> Goal: Please pick out every line below that contains the string "icon", treating uppercase and lowercase as different.

(Dataset rows)
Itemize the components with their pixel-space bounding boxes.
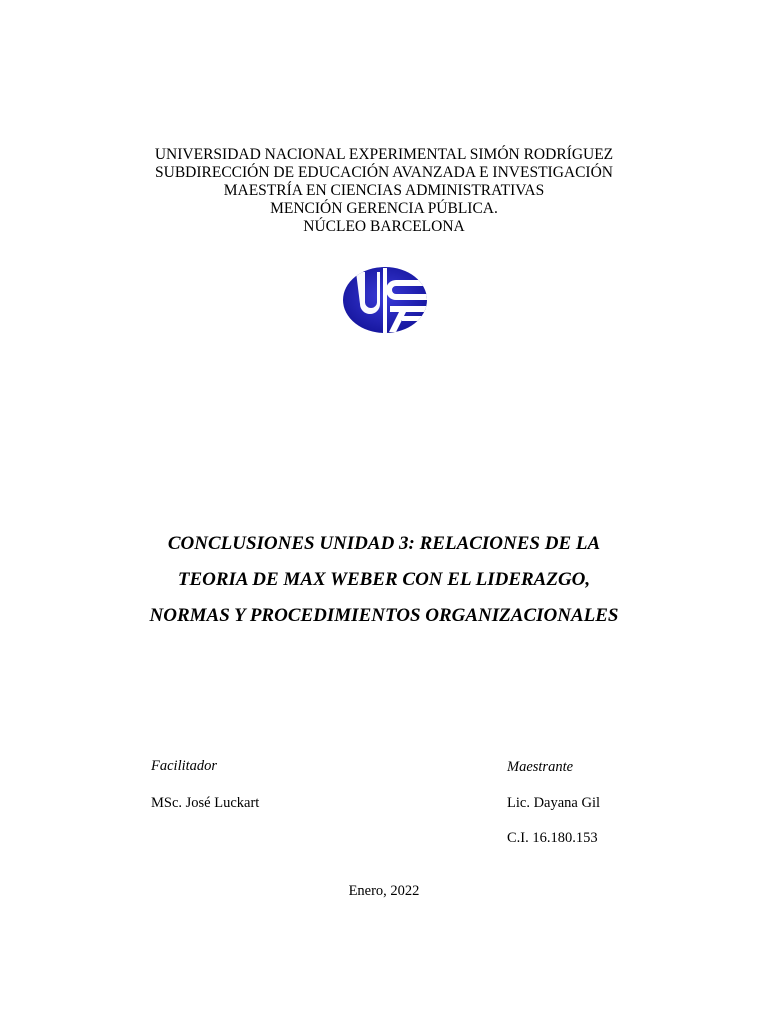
header-line-mention: MENCIÓN GERENCIA PÚBLICA. (270, 200, 498, 217)
header-line-subdirection: SUBDIRECCIÓN DE EDUCACIÓN AVANZADA E INVESTIGACIÓN (155, 164, 613, 181)
title-line-1: CONCLUSIONES UNIDAD 3: RELACIONES DE LA (167, 533, 601, 554)
student-label: Maestrante (507, 759, 574, 775)
header-line-university: UNIVERSIDAD NACIONAL EXPERIMENTAL SIMÓN RODRÍGUEZ (154, 146, 614, 163)
university-logo-icon (342, 266, 428, 334)
title-line-2: TEORIA DE MAX WEBER CON EL LIDERAZGO, (177, 569, 591, 590)
header-line-masters: MAESTRÍA EN CIENCIAS ADMINISTRATIVAS (223, 182, 545, 199)
institution-header (0, 146, 768, 236)
student-name: Lic. Dayana Gil (507, 795, 601, 811)
document-title (0, 526, 768, 634)
header-line-campus: NÚCLEO BARCELONA (303, 218, 465, 235)
student-id: C.I. 16.180.153 (507, 830, 598, 846)
title-line-3: NORMAS Y PROCEDIMIENTOS ORGANIZACIONALES (149, 605, 619, 626)
facilitator-label: Facilitador (151, 758, 218, 774)
facilitator-name: MSc. José Luckart (151, 795, 260, 811)
document-date: Enero, 2022 (348, 883, 420, 899)
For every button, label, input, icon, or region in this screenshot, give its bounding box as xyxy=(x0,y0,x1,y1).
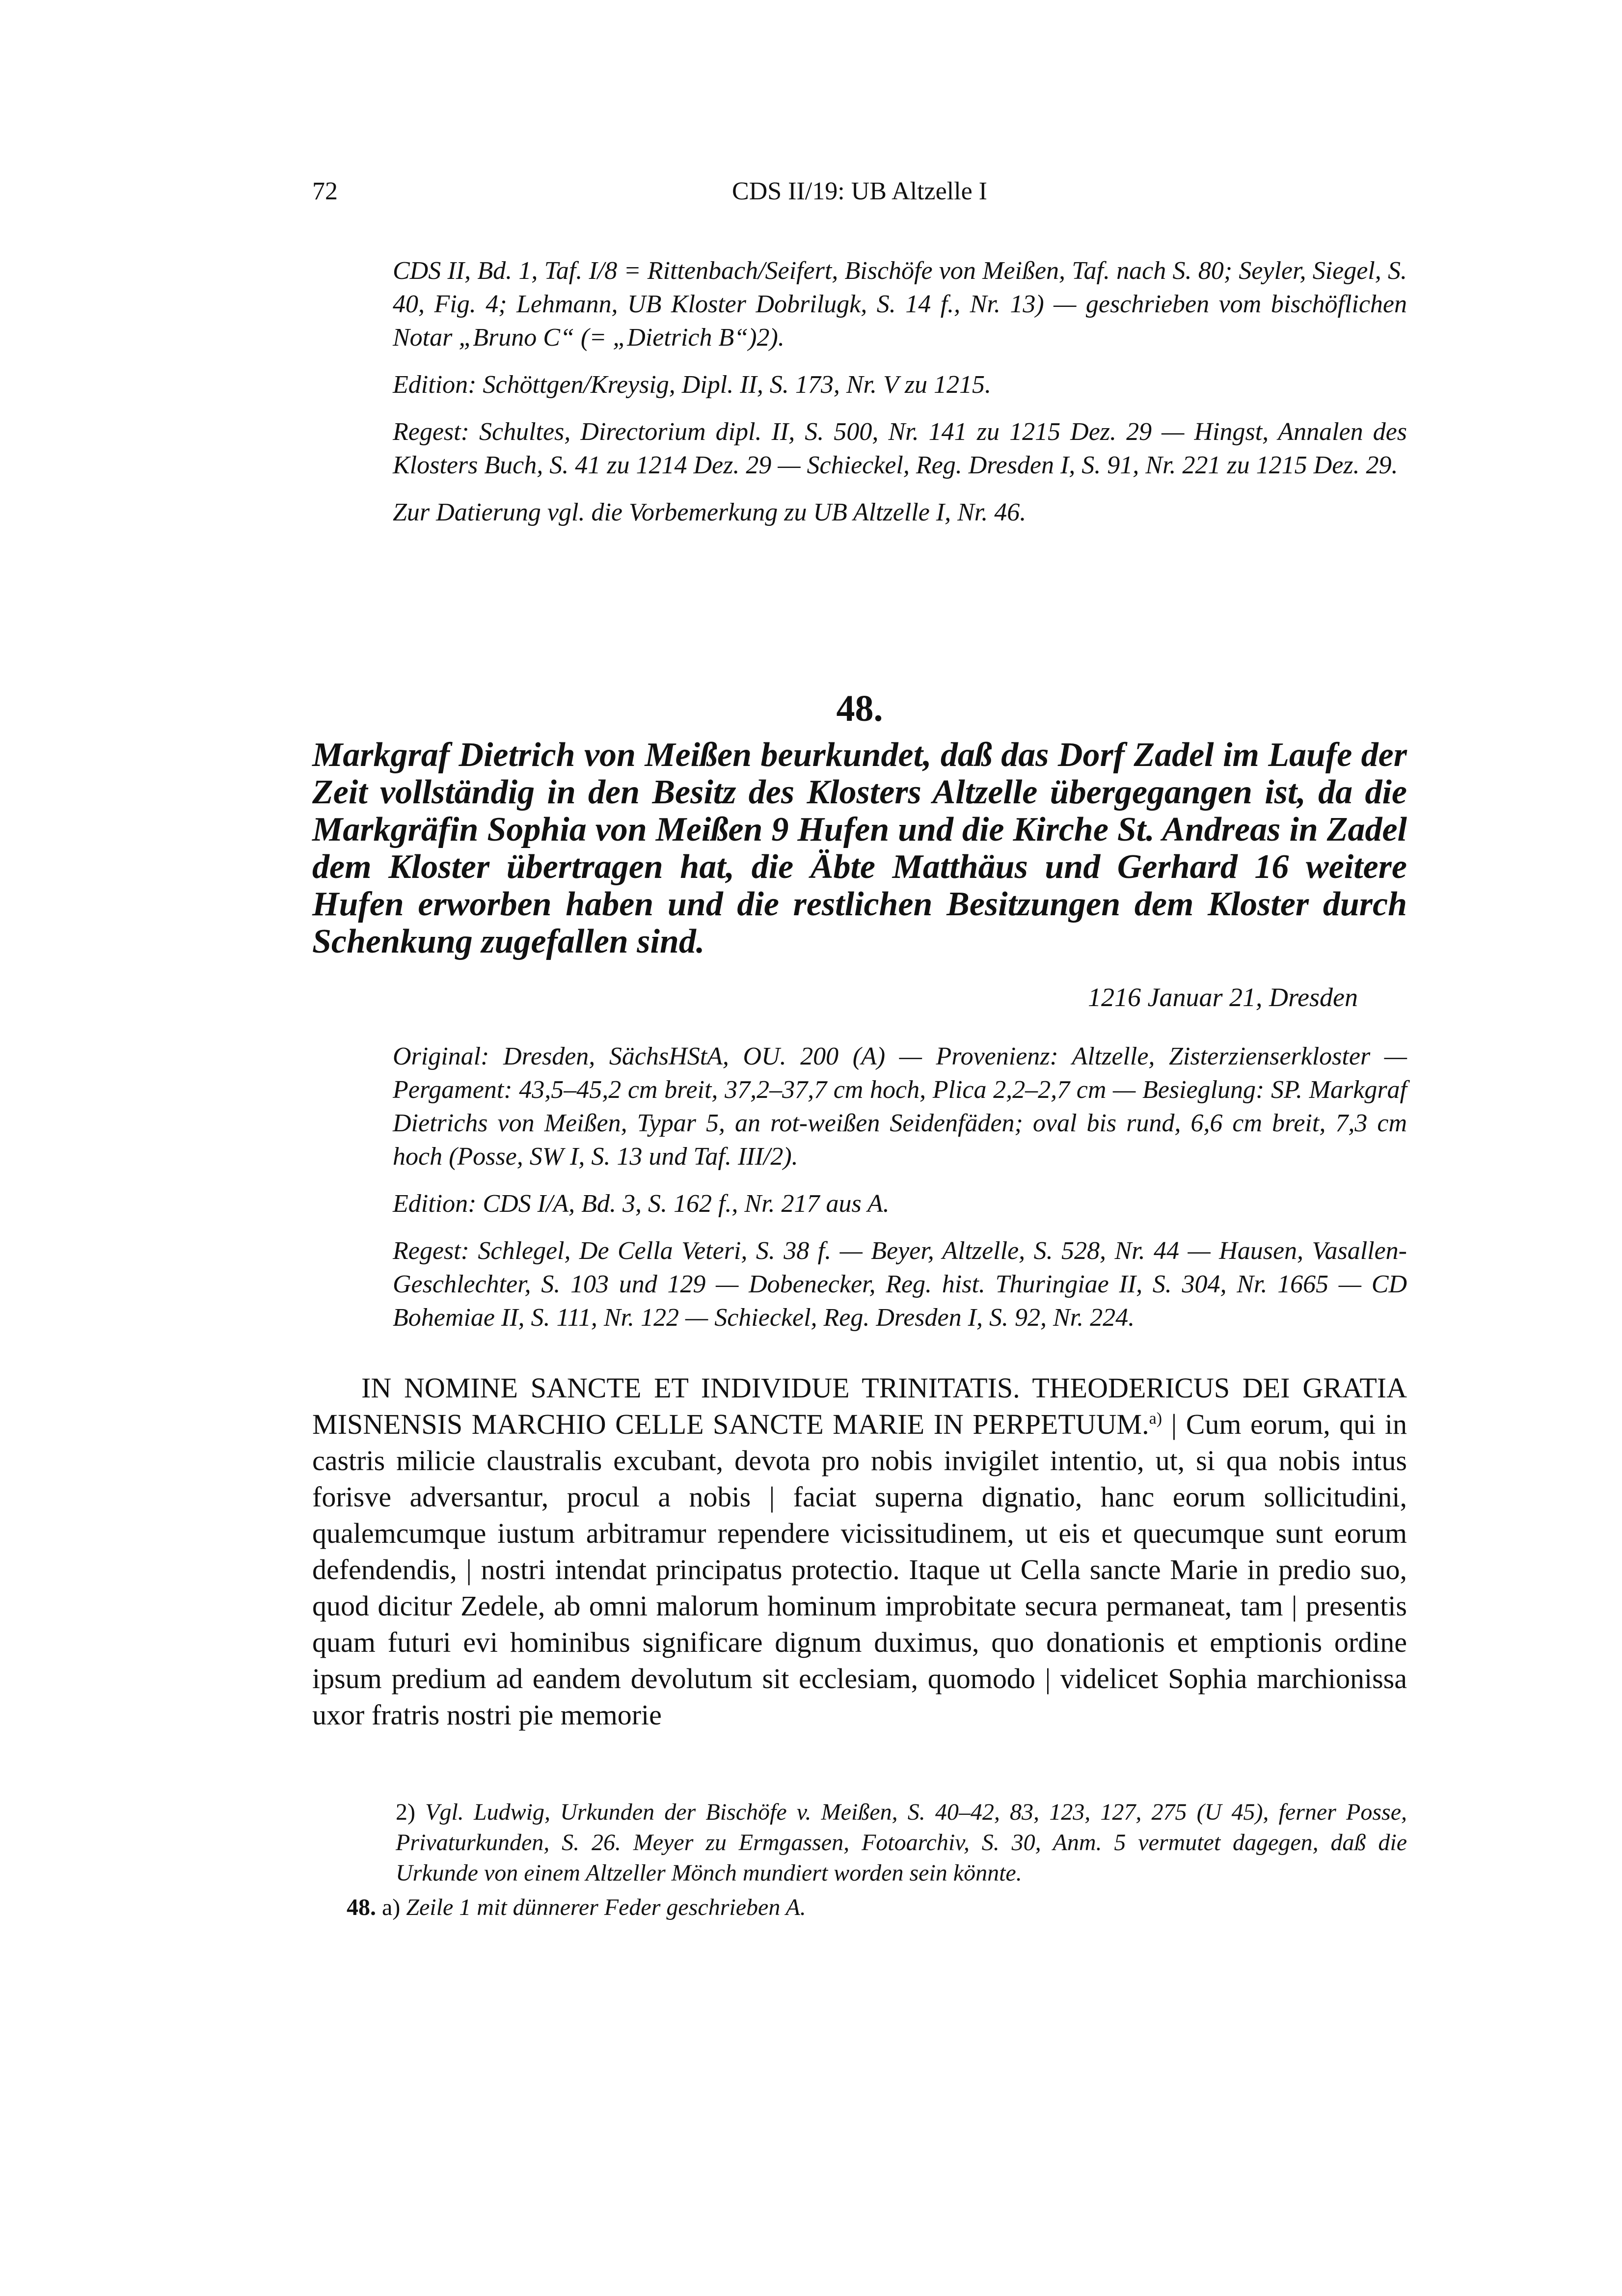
dating-line: Zur Datierung vgl. die Vorbemerkung zu UB Altzelle I, Nr. 46. xyxy=(393,498,1027,526)
regest-line: Regest: Schlegel, De Cella Veteri, S. 38 f. — Beyer, Altzelle, S. 528, Nr. 44 — Hausen, Vasallen-Geschlechter, S. 103 und 129 — Dobenecker, Reg. hist. Thuringiae II, S. 304, Nr. 1665 — CD Bohemiae II, S. 111, Nr. 122 — Schieckel, Reg. Dresden I, S. 92, Nr. 224. xyxy=(393,1237,1407,1332)
footnote-48a-label: a) xyxy=(382,1894,401,1920)
edition-line: Edition: Schöttgen/Kreysig, Dipl. II, S. 173, Nr. V zu 1215. xyxy=(393,371,992,399)
charter-body: | Cum eorum, qui in castris milicie claustralis excubant, devota pro nobis invigilet intentio, ut, si qua nobis intus forisve adversantur, procul a nobis | faciat superna dignatio, hanc eorum sollicitudini, qualemcumque iustum arbitramur rependere vicissitudinem, ut eis et quecumque sunt eorum defendendis, | nostri intendat principatus protectio. Itaque ut Cella sancte Marie in predio suo, quod dicitur Zedele, ab omni malorum hominum improbitate secura permaneat, tam | presentis quam futuri evi hominibus significare dignum duximus, quo donationis et emptionis ordine ipsum predium ad eandem devolutum sit ecclesiam, quomodo | videlicet Sophia marchionissa uxor fratris nostri pie memorie xyxy=(312,1408,1407,1731)
regest-line: Regest: Schultes, Directorium dipl. II, S. 500, Nr. 141 zu 1215 Dez. 29 — Hingst, Annalen des Klosters Buch, S. 41 zu 1214 Dez. 29 — Schieckel, Reg. Dresden I, S. 91, Nr. 221 zu 1215 Dez. 29. xyxy=(393,418,1407,479)
previous-document-notes xyxy=(393,254,1407,543)
page-number: 72 xyxy=(312,177,338,205)
source-notes xyxy=(393,1040,1407,1348)
footnote-2 xyxy=(312,1797,1407,1888)
running-title: CDS II/19: UB Altzelle I xyxy=(732,177,987,205)
charter-intitulatio: IN NOMINE SANCTE ET INDIVIDUE TRINITATIS. THEODERICUS DEI GRATIA MISNENSIS MARCHIO CELLE SANCTE MARIE IN PERPETUUM. xyxy=(312,1372,1407,1440)
document-regest: Markgraf Dietrich von Meißen beurkundet, daß das Dorf Zadel im Laufe der Zeit vollständig in den Besitz des Klosters Altzelle übergegangen ist, da die Markgräfin Sophia von Meißen 9 Hufen und die Kirche St. Andreas in Zadel dem Kloster übertragen hat, die Äbte Matthäus und Gerhard 16 weitere Hufen erworben haben und die restlichen Besitzungen dem Kloster durch Schenkung zugefallen sind. xyxy=(312,736,1407,960)
document-date: 1216 Januar 21, Dresden xyxy=(1088,983,1358,1012)
footnote-48a xyxy=(312,1892,1407,1923)
footnote-ref: a) xyxy=(1149,1409,1162,1428)
charter-text xyxy=(312,1370,1407,1733)
edition-line: Edition: CDS I/A, Bd. 3, S. 162 f., Nr. 217 aus A. xyxy=(393,1190,890,1218)
running-head xyxy=(312,177,1407,216)
footnote-2-text: Vgl. Ludwig, Urkunden der Bischöfe v. Meißen, S. 40–42, 83, 123, 127, 275 (U 45), ferner Posse, Privaturkunden, S. 26. Meyer zu Ermgassen, Fotoarchiv, S. 30, Anm. 5 vermutet dagegen, daß die Urkunde von einem Altzeller Mönch mundiert worden sein könnte. xyxy=(396,1799,1407,1886)
footnote-2-label: 2) xyxy=(396,1799,415,1825)
original-line: Original: Dresden, SächsHStA, OU. 200 (A) — Provenienz: Altzelle, Zisterzienserkloster — Pergament: 43,5–45,2 cm breit, 37,2–37,7 cm hoch, Plica 2,2–2,7 cm — Besieglung: SP. Markgraf Dietrichs von Meißen, Typar 5, an rot-weißen Seidenfäden; oval bis rund, 6,6 cm breit, 7,3 cm hoch (Posse, SW I, S. 13 und Taf. III/2). xyxy=(393,1042,1407,1171)
footnote-doc-number: 48. xyxy=(347,1894,376,1920)
note-line: CDS II, Bd. 1, Taf. I/8 = Rittenbach/Seifert, Bischöfe von Meißen, Taf. nach S. 80; Seyler, Siegel, S. 40, Fig. 4; Lehmann, UB Kloster Dobrilugk, S. 14 f., Nr. 13) — geschrieben vom bischöflichen Notar „Bruno C“ (= „Dietrich B“)2). xyxy=(393,257,1407,352)
footnote-48a-text: Zeile 1 mit dünnerer Feder geschrieben A. xyxy=(406,1894,806,1920)
footnotes xyxy=(312,1797,1407,1927)
document-number: 48. xyxy=(836,688,883,729)
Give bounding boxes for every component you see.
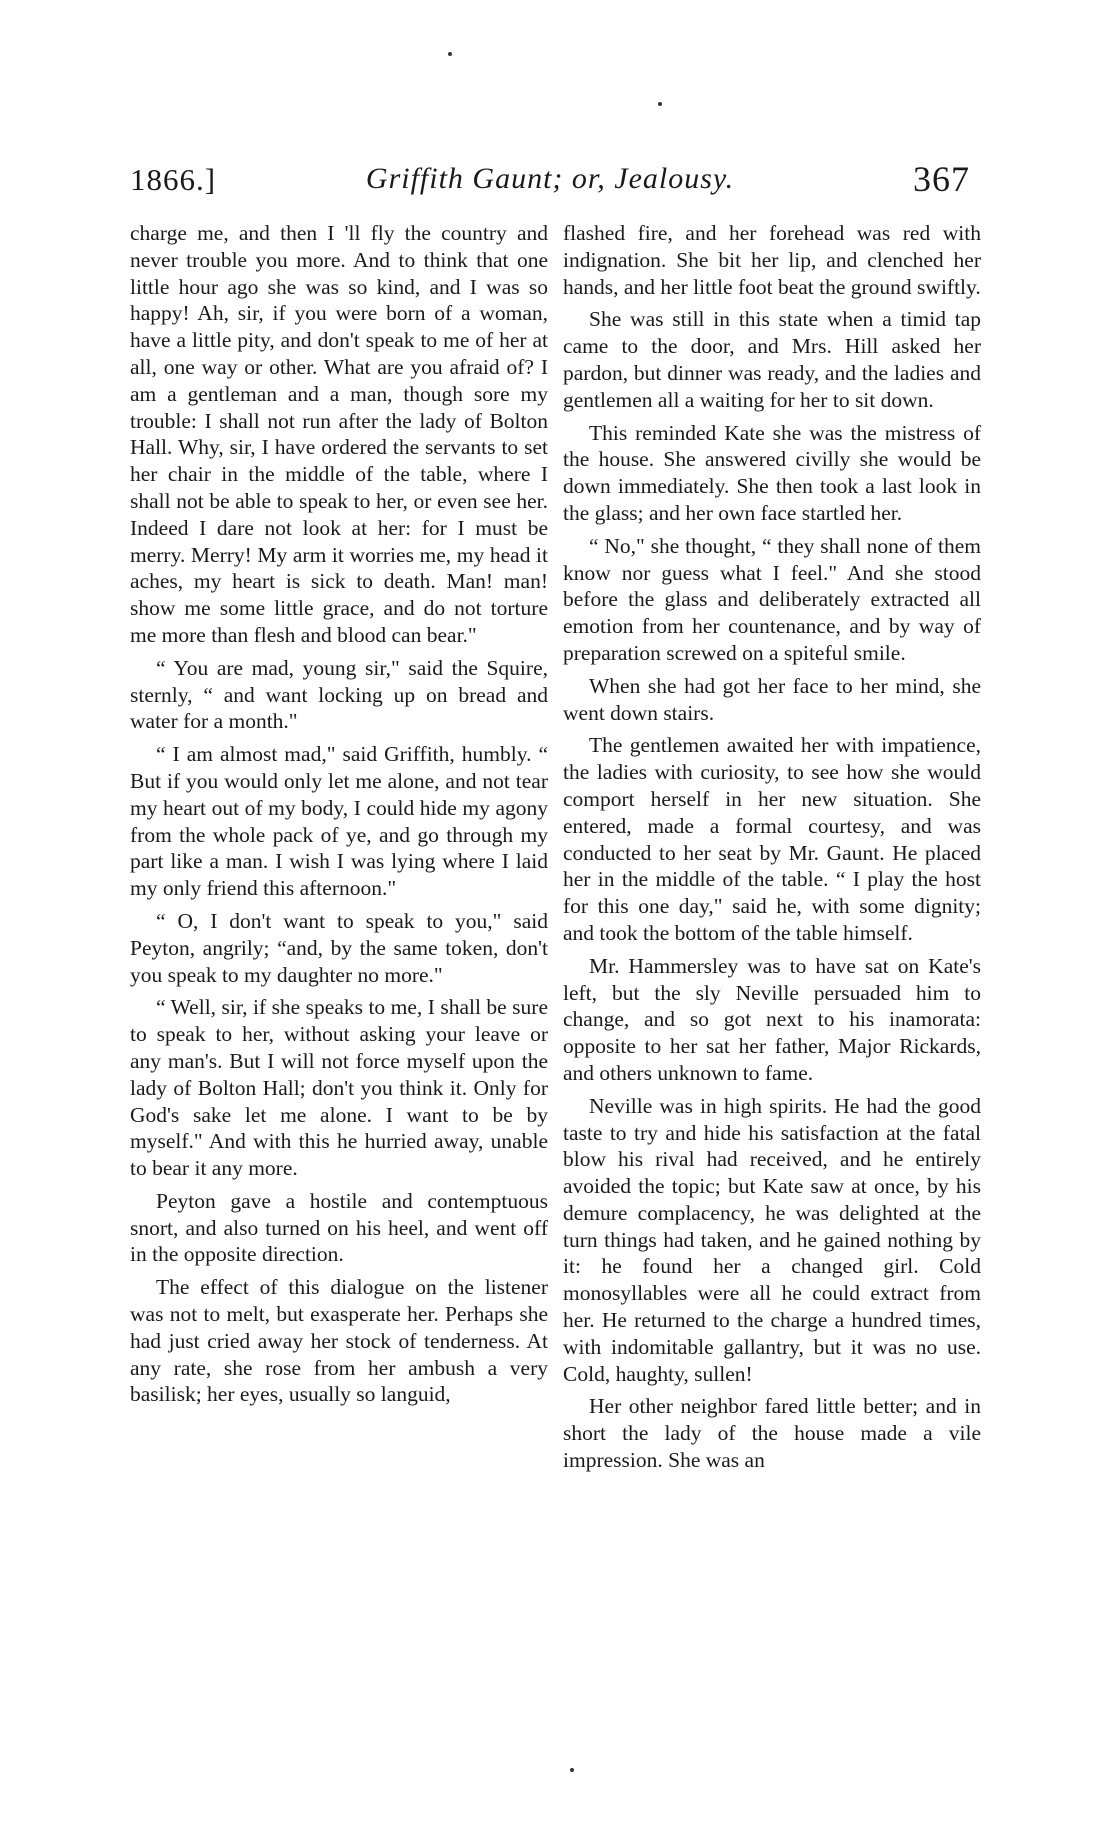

> Output of the exercise:
university-logo-icon (342, 266, 428, 334)
For every button, label, input, icon, or region in this screenshot, give its bounding box as xyxy=(x0,y0,x1,y1).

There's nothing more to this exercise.